# The problem
Write out the material again exactly, please, and omit the pictures.

========================

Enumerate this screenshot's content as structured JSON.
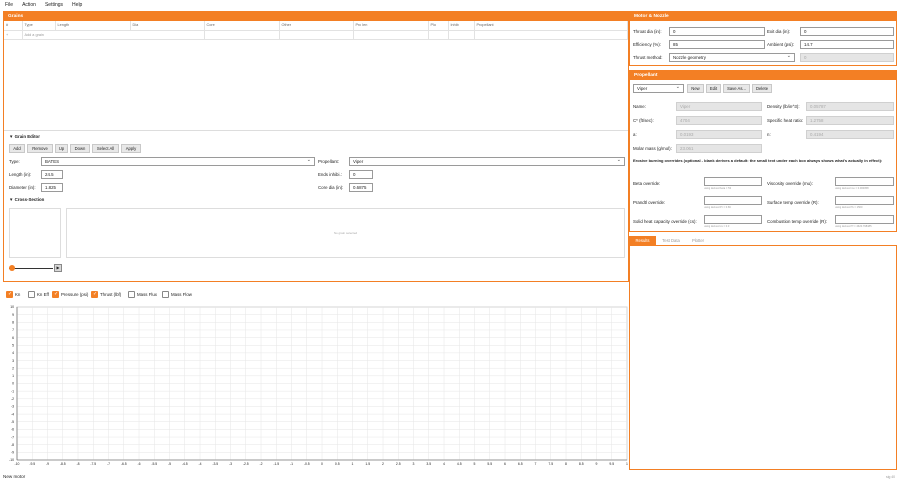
{
  "menu": [
    "File",
    "Action",
    "Settings",
    "Help"
  ],
  "grains": {
    "title": "Grains",
    "columns": [
      "#",
      "Type",
      "Length",
      "Dia",
      "Core",
      "Other",
      "Prc len",
      "Plo",
      "Inhib",
      "Propellant"
    ],
    "add_row": {
      "marker": "+",
      "placeholder": "Add a grain"
    }
  },
  "grain_editor": {
    "title": "▼ Grain Editor",
    "buttons": [
      "Add",
      "Remove",
      "Up",
      "Down",
      "Select All",
      "Apply"
    ],
    "type_label": "Type:",
    "type_value": "BATES",
    "propellant_label": "Propellant:",
    "propellant_value": "Viper",
    "length_label": "Length (in):",
    "length_value": "24.5",
    "ends_label": "Ends inhibi.:",
    "ends_value": "0",
    "diameter_label": "Diameter (in):",
    "diameter_value": "1.825",
    "core_label": "Core dia (in):",
    "core_value": "0.6875"
  },
  "cross_section": {
    "title": "▼ Cross-Section",
    "empty_text": "No grain selected",
    "play_icon": "▶"
  },
  "chart_toggles": [
    {
      "label": "Kn",
      "checked": true
    },
    {
      "label": "Kn Eff",
      "checked": false
    },
    {
      "label": "Pressure (psi)",
      "checked": true
    },
    {
      "label": "Thrust (lbf)",
      "checked": true
    },
    {
      "label": "Mass Flux",
      "checked": false
    },
    {
      "label": "Mass Flow",
      "checked": false
    }
  ],
  "chart_data": {
    "type": "line",
    "series": [],
    "xlim": [
      -1,
      1
    ],
    "ylim": [
      -10,
      10
    ],
    "x_ticks": [
      "-10",
      "-9.5",
      "-9",
      "-8.5",
      "-8",
      "-7.5",
      "-7",
      "-6.5",
      "-6",
      "-5.5",
      "-5",
      "-4.5",
      "-4",
      "-3.5",
      "-3",
      "-2.5",
      "-2",
      "-1.5",
      "-1",
      "-0.5",
      "0",
      "0.5",
      "1",
      "1.5",
      "2",
      "2.5",
      "3",
      "3.5",
      "4",
      "4.5",
      "5",
      "5.5",
      "6",
      "6.5",
      "7",
      "7.5",
      "8",
      "8.5",
      "9",
      "9.5",
      "1"
    ],
    "y_ticks": [
      "10",
      "9",
      "8",
      "7",
      "6",
      "5",
      "4",
      "3",
      "2",
      "1",
      "0",
      "-1",
      "-2",
      "-3",
      "-4",
      "-5",
      "-6",
      "-7",
      "-8",
      "-9",
      "-10"
    ],
    "grid": true
  },
  "motor_nozzle": {
    "title": "Motor & Nozzle",
    "throat_label": "Throat dia (in):",
    "throat_value": "0",
    "exit_label": "Exit dia (in):",
    "exit_value": "0",
    "eff_label": "Efficiency (%):",
    "eff_value": "85",
    "ambient_label": "Ambient (psi):",
    "ambient_value": "14.7",
    "method_label": "Thrust method:",
    "method_value": "Nozzle geometry",
    "cf_value": "0"
  },
  "propellant": {
    "title": "Propellant",
    "select_value": "Viper",
    "buttons": [
      "New",
      "Edit",
      "Save As...",
      "Delete"
    ],
    "name_label": "Name:",
    "name_value": "Viper",
    "density_label": "Density (lb/in^3):",
    "density_value": "0.05787",
    "cstar_label": "C* (ft/sec):",
    "cstar_value": "4704",
    "gamma_label": "Specific heat ratio:",
    "gamma_value": "1.2758",
    "a_label": "a:",
    "a_value": "0.0193",
    "n_label": "n:",
    "n_value": "0.4194",
    "molar_label": "Molar mass (g/mol):",
    "molar_value": "23.061",
    "erosive_note": "Erosive burning overrides (optional - blank derives a default: the small text under each box always shows what's actually in effect):",
    "beta_label": "Beta override:",
    "beta_hint": "using derived beta = 53",
    "visc_label": "Viscosity override (mu):",
    "visc_hint": "using derived mu = 0.000058",
    "prandtl_label": "Prandtl override:",
    "prandtl_hint": "using derived Pr = 0.69",
    "surf_label": "Surface temp override (R):",
    "surf_hint": "using derived Ts = 1500",
    "cp_label": "Solid heat capacity override (cs):",
    "cp_hint": "using derived cs = 0.3",
    "comb_label": "Combustion temp override (R):",
    "comb_hint": "using derived Tf = 4620.798485"
  },
  "results_tabs": [
    {
      "label": "Results",
      "active": true
    },
    {
      "label": "Test Data",
      "active": false
    },
    {
      "label": "Plotter",
      "active": false
    }
  ],
  "status": {
    "left": "New motor",
    "right": "sig 40"
  },
  "colors": {
    "accent": "#f37f24"
  }
}
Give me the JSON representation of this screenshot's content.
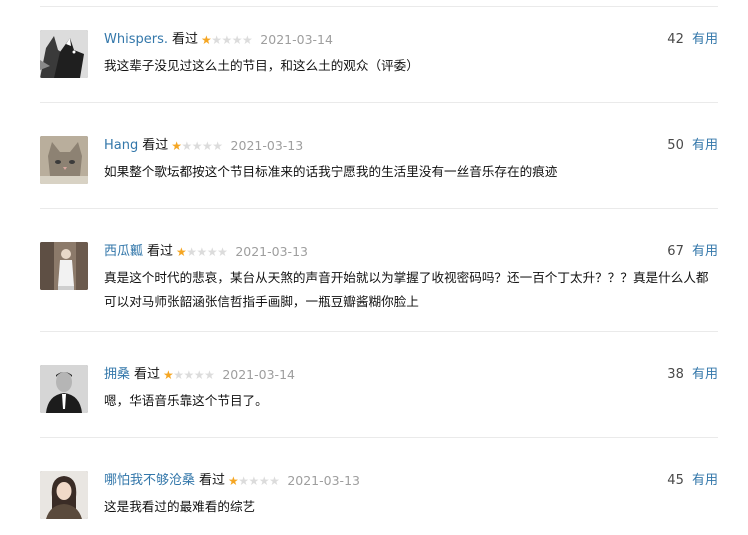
{
  "status_label": "看过",
  "useful_label": "有用",
  "comments": [
    {
      "username": "Whispers.",
      "rating": 1,
      "date": "2021-03-14",
      "votes": "42",
      "text": "我这辈子没见过这么土的节目，和这么土的观众（评委）"
    },
    {
      "username": "Hang",
      "rating": 1,
      "date": "2021-03-13",
      "votes": "50",
      "text": "如果整个歌坛都按这个节目标准来的话我宁愿我的生活里没有一丝音乐存在的痕迹"
    },
    {
      "username": "西瓜瓤",
      "rating": 1,
      "date": "2021-03-13",
      "votes": "67",
      "text": "真是这个时代的悲哀，某台从天煞的声音开始就以为掌握了收视密码吗？还一百个丁太升？？？真是什么人都可以对马师张韶涵张信哲指手画脚，一瓶豆瓣酱糊你脸上"
    },
    {
      "username": "拥桑",
      "rating": 1,
      "date": "2021-03-14",
      "votes": "38",
      "text": "嗯，华语音乐靠这个节目了。"
    },
    {
      "username": "哪怕我不够沧桑",
      "rating": 1,
      "date": "2021-03-13",
      "votes": "45",
      "text": "这是我看过的最难看的综艺"
    }
  ]
}
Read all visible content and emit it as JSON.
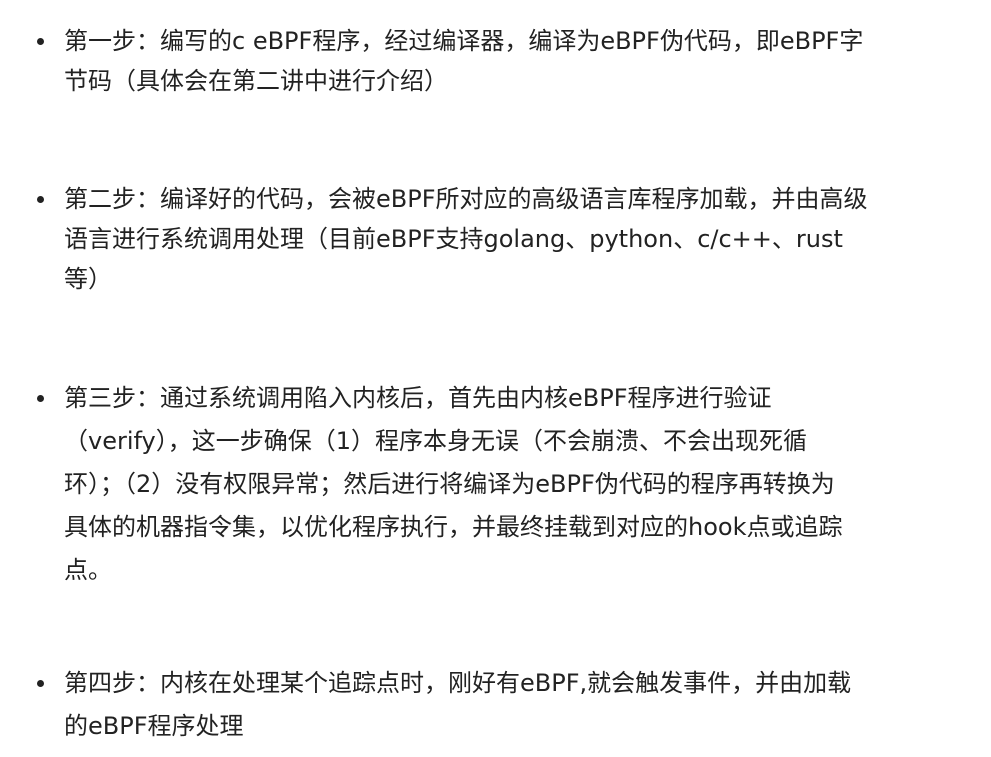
{
  "steps": [
    {
      "lines": [
        "第一步：编写的c eBPF程序，经过编译器，编译为eBPF伪代码，即eBPF字",
        "节码（具体会在第二讲中进行介绍）"
      ]
    },
    {
      "lines": [
        "第二步：编译好的代码，会被eBPF所对应的高级语言库程序加载，并由高级",
        "语言进行系统调用处理（目前eBPF支持golang、python、c/c++、rust",
        "等）"
      ]
    },
    {
      "lines": [
        "第三步：通过系统调用陷入内核后，首先由内核eBPF程序进行验证",
        "（verify），这一步确保（1）程序本身无误（不会崩溃、不会出现死循",
        "环）；（2）没有权限异常；然后进行将编译为eBPF伪代码的程序再转换为",
        "具体的机器指令集，以优化程序执行，并最终挂载到对应的hook点或追踪",
        "点。"
      ]
    },
    {
      "lines": [
        "第四步：内核在处理某个追踪点时，刚好有eBPF,就会触发事件，并由加载",
        "的eBPF程序处理"
      ]
    }
  ]
}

========================

# Problem solution
Enumerate this screenshot's content as structured JSON.
{
  "menu": [
    "File",
    "Action",
    "Settings",
    "Help"
  ],
  "grains": {
    "title": "Grains",
    "columns": [
      "#",
      "Type",
      "Length",
      "Dia",
      "Core",
      "Other",
      "Prc len",
      "Plo",
      "Inhib",
      "Propellant"
    ],
    "add_row": {
      "marker": "+",
      "placeholder": "Add a grain"
    }
  },
  "grain_editor": {
    "title": "▼ Grain Editor",
    "buttons": [
      "Add",
      "Remove",
      "Up",
      "Down",
      "Select All",
      "Apply"
    ],
    "type_label": "Type:",
    "type_value": "BATES",
    "propellant_label": "Propellant:",
    "propellant_value": "Viper",
    "length_label": "Length (in):",
    "length_value": "24.5",
    "ends_label": "Ends inhibi.:",
    "ends_value": "0",
    "diameter_label": "Diameter (in):",
    "diameter_value": "1.825",
    "core_label": "Core dia (in):",
    "core_value": "0.6875"
  },
  "cross_section": {
    "title": "▼ Cross-Section",
    "empty_text": "No grain selected",
    "play_icon": "▶"
  },
  "chart_toggles": [
    {
      "label": "Kn",
      "checked": true
    },
    {
      "label": "Kn Eff",
      "checked": false
    },
    {
      "label": "Pressure (psi)",
      "checked": true
    },
    {
      "label": "Thrust (lbf)",
      "checked": true
    },
    {
      "label": "Mass Flux",
      "checked": false
    },
    {
      "label": "Mass Flow",
      "checked": false
    }
  ],
  "chart_data": {
    "type": "line",
    "series": [],
    "xlim": [
      -1,
      1
    ],
    "ylim": [
      -10,
      10
    ],
    "x_ticks": [
      "-10",
      "-9.5",
      "-9",
      "-8.5",
      "-8",
      "-7.5",
      "-7",
      "-6.5",
      "-6",
      "-5.5",
      "-5",
      "-4.5",
      "-4",
      "-3.5",
      "-3",
      "-2.5",
      "-2",
      "-1.5",
      "-1",
      "-0.5",
      "0",
      "0.5",
      "1",
      "1.5",
      "2",
      "2.5",
      "3",
      "3.5",
      "4",
      "4.5",
      "5",
      "5.5",
      "6",
      "6.5",
      "7",
      "7.5",
      "8",
      "8.5",
      "9",
      "9.5",
      "1"
    ],
    "y_ticks": [
      "10",
      "9",
      "8",
      "7",
      "6",
      "5",
      "4",
      "3",
      "2",
      "1",
      "0",
      "-1",
      "-2",
      "-3",
      "-4",
      "-5",
      "-6",
      "-7",
      "-8",
      "-9",
      "-10"
    ],
    "grid": true
  },
  "motor_nozzle": {
    "title": "Motor & Nozzle",
    "throat_label": "Throat dia (in):",
    "throat_value": "0",
    "exit_label": "Exit dia (in):",
    "exit_value": "0",
    "eff_label": "Efficiency (%):",
    "eff_value": "85",
    "ambient_label": "Ambient (psi):",
    "ambient_value": "14.7",
    "method_label": "Thrust method:",
    "method_value": "Nozzle geometry",
    "cf_value": "0"
  },
  "propellant": {
    "title": "Propellant",
    "select_value": "Viper",
    "buttons": [
      "New",
      "Edit",
      "Save As...",
      "Delete"
    ],
    "name_label": "Name:",
    "name_value": "Viper",
    "density_label": "Density (lb/in^3):",
    "density_value": "0.05787",
    "cstar_label": "C* (ft/sec):",
    "cstar_value": "4704",
    "gamma_label": "Specific heat ratio:",
    "gamma_value": "1.2758",
    "a_label": "a:",
    "a_value": "0.0193",
    "n_label": "n:",
    "n_value": "0.4194",
    "molar_label": "Molar mass (g/mol):",
    "molar_value": "23.061",
    "erosive_note": "Erosive burning overrides (optional - blank derives a default: the small text under each box always shows what's actually in effect):",
    "beta_label": "Beta override:",
    "beta_hint": "using derived beta = 53",
    "visc_label": "Viscosity override (mu):",
    "visc_hint": "using derived mu = 0.000058",
    "prandtl_label": "Prandtl override:",
    "prandtl_hint": "using derived Pr = 0.69",
    "surf_label": "Surface temp override (R):",
    "surf_hint": "using derived Ts = 1500",
    "cp_label": "Solid heat capacity override (cs):",
    "cp_hint": "using derived cs = 0.3",
    "comb_label": "Combustion temp override (R):",
    "comb_hint": "using derived Tf = 4620.798485"
  },
  "results_tabs": [
    {
      "label": "Results",
      "active": true
    },
    {
      "label": "Test Data",
      "active": false
    },
    {
      "label": "Plotter",
      "active": false
    }
  ],
  "status": {
    "left": "New motor",
    "right": "sig 40"
  },
  "colors": {
    "accent": "#f37f24"
  }
}
Give me the JSON representation of this screenshot's content.
{
  "status_label": "看过",
  "useful_label": "有用",
  "comments": [
    {
      "username": "Whispers.",
      "rating": 1,
      "date": "2021-03-14",
      "votes": "42",
      "text": "我这辈子没见过这么土的节目，和这么土的观众（评委）"
    },
    {
      "username": "Hang",
      "rating": 1,
      "date": "2021-03-13",
      "votes": "50",
      "text": "如果整个歌坛都按这个节目标准来的话我宁愿我的生活里没有一丝音乐存在的痕迹"
    },
    {
      "username": "西瓜瓤",
      "rating": 1,
      "date": "2021-03-13",
      "votes": "67",
      "text": "真是这个时代的悲哀，某台从天煞的声音开始就以为掌握了收视密码吗？还一百个丁太升？？？真是什么人都可以对马师张韶涵张信哲指手画脚，一瓶豆瓣酱糊你脸上"
    },
    {
      "username": "拥桑",
      "rating": 1,
      "date": "2021-03-14",
      "votes": "38",
      "text": "嗯，华语音乐靠这个节目了。"
    },
    {
      "username": "哪怕我不够沧桑",
      "rating": 1,
      "date": "2021-03-13",
      "votes": "45",
      "text": "这是我看过的最难看的综艺"
    }
  ]
}
Read all visible content and emit it as JSON.
{
  "steps": [
    {
      "lines": [
        "第一步：编写的c eBPF程序，经过编译器，编译为eBPF伪代码，即eBPF字",
        "节码（具体会在第二讲中进行介绍）"
      ]
    },
    {
      "lines": [
        "第二步：编译好的代码，会被eBPF所对应的高级语言库程序加载，并由高级",
        "语言进行系统调用处理（目前eBPF支持golang、python、c/c++、rust",
        "等）"
      ]
    },
    {
      "lines": [
        "第三步：通过系统调用陷入内核后，首先由内核eBPF程序进行验证",
        "（verify），这一步确保（1）程序本身无误（不会崩溃、不会出现死循",
        "环）；（2）没有权限异常；然后进行将编译为eBPF伪代码的程序再转换为",
        "具体的机器指令集，以优化程序执行，并最终挂载到对应的hook点或追踪",
        "点。"
      ]
    },
    {
      "lines": [
        "第四步：内核在处理某个追踪点时，刚好有eBPF,就会触发事件，并由加载",
        "的eBPF程序处理"
      ]
    }
  ]
}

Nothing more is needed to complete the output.